EXERCISE REQUIREMENTS: Go through the records line by line and work out how many lines hold the word "tahini". Answer with the number only.

EXTRACTED ENTRIES:
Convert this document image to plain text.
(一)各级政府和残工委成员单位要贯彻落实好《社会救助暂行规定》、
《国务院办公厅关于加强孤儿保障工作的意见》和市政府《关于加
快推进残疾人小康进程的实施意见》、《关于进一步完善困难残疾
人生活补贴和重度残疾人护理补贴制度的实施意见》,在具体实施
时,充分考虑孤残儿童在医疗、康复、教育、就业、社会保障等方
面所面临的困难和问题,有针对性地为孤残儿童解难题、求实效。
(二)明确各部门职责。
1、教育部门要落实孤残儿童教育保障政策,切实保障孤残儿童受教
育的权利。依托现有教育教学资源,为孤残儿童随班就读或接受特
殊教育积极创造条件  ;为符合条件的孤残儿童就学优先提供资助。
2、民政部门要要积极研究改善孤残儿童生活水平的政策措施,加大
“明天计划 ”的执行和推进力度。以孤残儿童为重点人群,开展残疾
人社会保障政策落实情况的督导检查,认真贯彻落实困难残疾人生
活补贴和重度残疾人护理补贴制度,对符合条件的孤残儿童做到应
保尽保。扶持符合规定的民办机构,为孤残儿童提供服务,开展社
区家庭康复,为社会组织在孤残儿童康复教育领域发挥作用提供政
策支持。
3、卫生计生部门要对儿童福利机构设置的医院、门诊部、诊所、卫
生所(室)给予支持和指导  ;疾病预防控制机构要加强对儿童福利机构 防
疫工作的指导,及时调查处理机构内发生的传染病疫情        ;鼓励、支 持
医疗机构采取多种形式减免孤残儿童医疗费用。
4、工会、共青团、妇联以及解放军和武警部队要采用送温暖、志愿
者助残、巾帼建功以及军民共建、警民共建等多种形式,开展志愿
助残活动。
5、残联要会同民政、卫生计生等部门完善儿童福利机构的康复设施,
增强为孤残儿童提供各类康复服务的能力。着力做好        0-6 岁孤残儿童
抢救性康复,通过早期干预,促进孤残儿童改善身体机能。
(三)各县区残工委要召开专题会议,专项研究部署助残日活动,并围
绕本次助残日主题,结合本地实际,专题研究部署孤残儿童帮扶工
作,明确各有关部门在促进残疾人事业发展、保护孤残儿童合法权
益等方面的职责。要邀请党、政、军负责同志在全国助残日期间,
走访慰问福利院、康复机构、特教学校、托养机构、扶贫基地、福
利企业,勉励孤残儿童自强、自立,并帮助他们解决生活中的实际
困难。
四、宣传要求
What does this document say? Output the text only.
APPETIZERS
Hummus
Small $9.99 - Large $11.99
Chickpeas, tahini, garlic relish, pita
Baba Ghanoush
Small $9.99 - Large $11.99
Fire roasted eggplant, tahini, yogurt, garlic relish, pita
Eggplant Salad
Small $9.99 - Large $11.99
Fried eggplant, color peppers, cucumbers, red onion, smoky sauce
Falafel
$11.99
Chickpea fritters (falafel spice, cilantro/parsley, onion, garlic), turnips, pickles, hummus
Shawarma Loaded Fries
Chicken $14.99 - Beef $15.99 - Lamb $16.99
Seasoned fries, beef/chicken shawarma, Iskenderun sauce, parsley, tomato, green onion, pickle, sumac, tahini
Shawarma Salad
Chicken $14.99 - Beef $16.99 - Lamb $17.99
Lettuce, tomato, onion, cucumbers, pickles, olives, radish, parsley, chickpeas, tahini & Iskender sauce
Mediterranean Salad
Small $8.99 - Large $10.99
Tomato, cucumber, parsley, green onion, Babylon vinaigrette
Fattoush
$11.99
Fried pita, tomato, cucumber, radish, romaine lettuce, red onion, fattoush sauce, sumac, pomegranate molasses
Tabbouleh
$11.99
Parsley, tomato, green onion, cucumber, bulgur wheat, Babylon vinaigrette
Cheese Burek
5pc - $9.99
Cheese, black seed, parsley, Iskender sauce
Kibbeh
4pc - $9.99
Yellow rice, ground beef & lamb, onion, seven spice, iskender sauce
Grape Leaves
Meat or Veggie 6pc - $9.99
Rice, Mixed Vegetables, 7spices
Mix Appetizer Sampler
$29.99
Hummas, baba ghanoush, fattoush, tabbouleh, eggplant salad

ANSWER IN FULL: 4